Your task ::
Comb the records below for the string "certificates" and copy each line where it turns up.

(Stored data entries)

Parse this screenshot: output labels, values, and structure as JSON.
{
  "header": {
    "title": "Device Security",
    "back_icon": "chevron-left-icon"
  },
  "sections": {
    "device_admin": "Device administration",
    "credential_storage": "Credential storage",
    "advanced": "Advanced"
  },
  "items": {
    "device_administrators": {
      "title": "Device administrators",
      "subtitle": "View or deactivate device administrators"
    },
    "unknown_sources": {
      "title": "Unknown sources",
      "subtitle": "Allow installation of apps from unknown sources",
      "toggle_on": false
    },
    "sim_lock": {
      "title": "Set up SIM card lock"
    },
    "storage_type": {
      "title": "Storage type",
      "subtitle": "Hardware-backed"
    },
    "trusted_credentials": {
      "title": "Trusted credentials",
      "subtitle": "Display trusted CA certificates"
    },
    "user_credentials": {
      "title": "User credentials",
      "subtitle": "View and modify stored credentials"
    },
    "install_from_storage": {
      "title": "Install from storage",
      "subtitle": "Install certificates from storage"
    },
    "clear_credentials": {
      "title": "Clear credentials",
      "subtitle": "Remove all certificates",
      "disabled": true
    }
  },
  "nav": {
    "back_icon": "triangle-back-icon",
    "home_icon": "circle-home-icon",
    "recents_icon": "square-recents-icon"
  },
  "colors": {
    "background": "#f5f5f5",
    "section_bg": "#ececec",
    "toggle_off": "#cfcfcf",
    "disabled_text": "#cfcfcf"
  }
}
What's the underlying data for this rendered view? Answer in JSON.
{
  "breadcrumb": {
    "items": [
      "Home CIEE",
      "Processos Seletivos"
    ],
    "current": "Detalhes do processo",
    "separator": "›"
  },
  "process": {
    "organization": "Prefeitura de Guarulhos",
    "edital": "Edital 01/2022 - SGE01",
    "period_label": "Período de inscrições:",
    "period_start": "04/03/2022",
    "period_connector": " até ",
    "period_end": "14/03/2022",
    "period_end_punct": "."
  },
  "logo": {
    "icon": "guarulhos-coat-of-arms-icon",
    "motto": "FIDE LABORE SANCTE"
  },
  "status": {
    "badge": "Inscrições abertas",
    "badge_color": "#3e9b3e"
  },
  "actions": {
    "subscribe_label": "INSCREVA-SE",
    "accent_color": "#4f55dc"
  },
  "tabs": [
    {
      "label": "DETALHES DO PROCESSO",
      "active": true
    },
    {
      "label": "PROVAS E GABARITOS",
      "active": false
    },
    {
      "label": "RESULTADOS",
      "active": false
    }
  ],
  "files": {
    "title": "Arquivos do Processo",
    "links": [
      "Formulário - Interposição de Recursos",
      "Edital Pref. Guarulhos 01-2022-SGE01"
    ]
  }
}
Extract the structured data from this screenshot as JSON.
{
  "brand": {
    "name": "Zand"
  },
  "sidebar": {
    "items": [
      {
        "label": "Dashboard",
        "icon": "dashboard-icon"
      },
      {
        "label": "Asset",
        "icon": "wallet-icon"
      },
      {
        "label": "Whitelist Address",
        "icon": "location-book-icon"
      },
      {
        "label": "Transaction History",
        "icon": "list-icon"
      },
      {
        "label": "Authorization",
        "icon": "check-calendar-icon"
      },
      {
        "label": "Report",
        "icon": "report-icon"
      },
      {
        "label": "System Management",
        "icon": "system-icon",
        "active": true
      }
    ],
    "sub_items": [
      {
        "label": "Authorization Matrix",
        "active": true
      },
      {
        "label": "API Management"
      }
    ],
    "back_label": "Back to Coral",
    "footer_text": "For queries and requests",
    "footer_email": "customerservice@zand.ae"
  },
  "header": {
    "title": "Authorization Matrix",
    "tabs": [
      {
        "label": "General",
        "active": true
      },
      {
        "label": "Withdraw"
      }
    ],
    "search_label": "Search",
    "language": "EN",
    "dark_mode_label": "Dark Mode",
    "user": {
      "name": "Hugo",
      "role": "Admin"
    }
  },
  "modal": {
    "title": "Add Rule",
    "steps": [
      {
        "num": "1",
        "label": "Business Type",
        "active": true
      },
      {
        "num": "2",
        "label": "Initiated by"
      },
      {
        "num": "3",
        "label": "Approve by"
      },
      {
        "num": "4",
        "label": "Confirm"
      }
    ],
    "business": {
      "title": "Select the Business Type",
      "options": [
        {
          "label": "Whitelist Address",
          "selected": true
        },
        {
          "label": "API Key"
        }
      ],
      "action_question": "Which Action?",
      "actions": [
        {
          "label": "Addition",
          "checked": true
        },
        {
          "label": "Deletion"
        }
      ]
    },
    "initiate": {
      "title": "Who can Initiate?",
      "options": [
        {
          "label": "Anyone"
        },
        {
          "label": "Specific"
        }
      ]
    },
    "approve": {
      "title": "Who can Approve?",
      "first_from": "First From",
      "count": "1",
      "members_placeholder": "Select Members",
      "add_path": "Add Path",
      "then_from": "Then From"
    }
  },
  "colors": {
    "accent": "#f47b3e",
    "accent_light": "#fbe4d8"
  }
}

Right answer ::
      "subtitle": "Display trusted CA certificates"
      "subtitle": "Install certificates from storage"
      "subtitle": "Remove all certificates",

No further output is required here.